What you will do
Give every entry again, word for word.

-------- Material shown

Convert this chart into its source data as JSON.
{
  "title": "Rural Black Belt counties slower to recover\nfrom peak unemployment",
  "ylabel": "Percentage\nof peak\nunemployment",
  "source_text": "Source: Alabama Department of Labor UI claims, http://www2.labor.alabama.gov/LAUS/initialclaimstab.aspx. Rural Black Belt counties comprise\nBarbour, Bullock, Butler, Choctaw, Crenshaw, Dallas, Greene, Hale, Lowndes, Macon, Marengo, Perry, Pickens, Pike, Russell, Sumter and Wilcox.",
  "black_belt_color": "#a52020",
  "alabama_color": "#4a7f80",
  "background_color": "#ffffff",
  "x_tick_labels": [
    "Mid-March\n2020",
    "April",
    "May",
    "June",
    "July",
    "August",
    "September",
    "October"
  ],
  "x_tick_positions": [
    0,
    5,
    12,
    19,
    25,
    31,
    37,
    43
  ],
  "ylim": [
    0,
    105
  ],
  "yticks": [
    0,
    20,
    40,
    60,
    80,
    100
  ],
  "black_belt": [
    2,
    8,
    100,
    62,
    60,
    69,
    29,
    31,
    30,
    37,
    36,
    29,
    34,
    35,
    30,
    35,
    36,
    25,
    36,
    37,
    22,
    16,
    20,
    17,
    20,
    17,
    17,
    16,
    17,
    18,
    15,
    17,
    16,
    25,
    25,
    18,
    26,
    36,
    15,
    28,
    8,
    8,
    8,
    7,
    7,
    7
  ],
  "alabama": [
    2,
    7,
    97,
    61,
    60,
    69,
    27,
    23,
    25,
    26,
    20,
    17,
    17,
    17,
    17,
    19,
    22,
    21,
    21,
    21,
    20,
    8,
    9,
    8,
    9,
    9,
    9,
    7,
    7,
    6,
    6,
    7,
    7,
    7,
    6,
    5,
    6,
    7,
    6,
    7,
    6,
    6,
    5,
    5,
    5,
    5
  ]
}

----------------

Problem solution
Convert this chart into its source data as JSON.
{
  "title": "Rural Black Belt counties slower to recover\nfrom peak unemployment",
  "ylabel": "Percentage\nof peak\nunemployment",
  "source_text": "Source: Alabama Department of Labor UI claims, http://www2.labor.alabama.gov/LAUS/initialclaimstab.aspx. Rural Black Belt counties comprise\nBarbour, Bullock, Butler, Choctaw, Crenshaw, Dallas, Greene, Hale, Lowndes, Macon, Marengo, Perry, Pickens, Pike, Russell, Sumter and Wilcox.",
  "black_belt_color": "#a52020",
  "alabama_color": "#4a7f80",
  "background_color": "#ffffff",
  "x_tick_labels": [
    "Mid-March\n2020",
    "April",
    "May",
    "June",
    "July",
    "August",
    "September",
    "October"
  ],
  "x_tick_positions": [
    0,
    5,
    12,
    19,
    25,
    31,
    37,
    43
  ],
  "ylim": [
    0,
    105
  ],
  "yticks": [
    0,
    20,
    40,
    60,
    80,
    100
  ],
  "black_belt": [
    2,
    8,
    100,
    62,
    60,
    69,
    29,
    31,
    30,
    37,
    36,
    29,
    34,
    35,
    30,
    35,
    36,
    25,
    36,
    37,
    22,
    16,
    20,
    17,
    20,
    17,
    17,
    16,
    17,
    18,
    15,
    17,
    16,
    25,
    25,
    18,
    26,
    36,
    15,
    28,
    8,
    8,
    8,
    7,
    7,
    7
  ],
  "alabama": [
    2,
    7,
    97,
    61,
    60,
    69,
    27,
    23,
    25,
    26,
    20,
    17,
    17,
    17,
    17,
    19,
    22,
    21,
    21,
    21,
    20,
    8,
    9,
    8,
    9,
    9,
    9,
    7,
    7,
    6,
    6,
    7,
    7,
    7,
    6,
    5,
    6,
    7,
    6,
    7,
    6,
    6,
    5,
    5,
    5,
    5
  ]
}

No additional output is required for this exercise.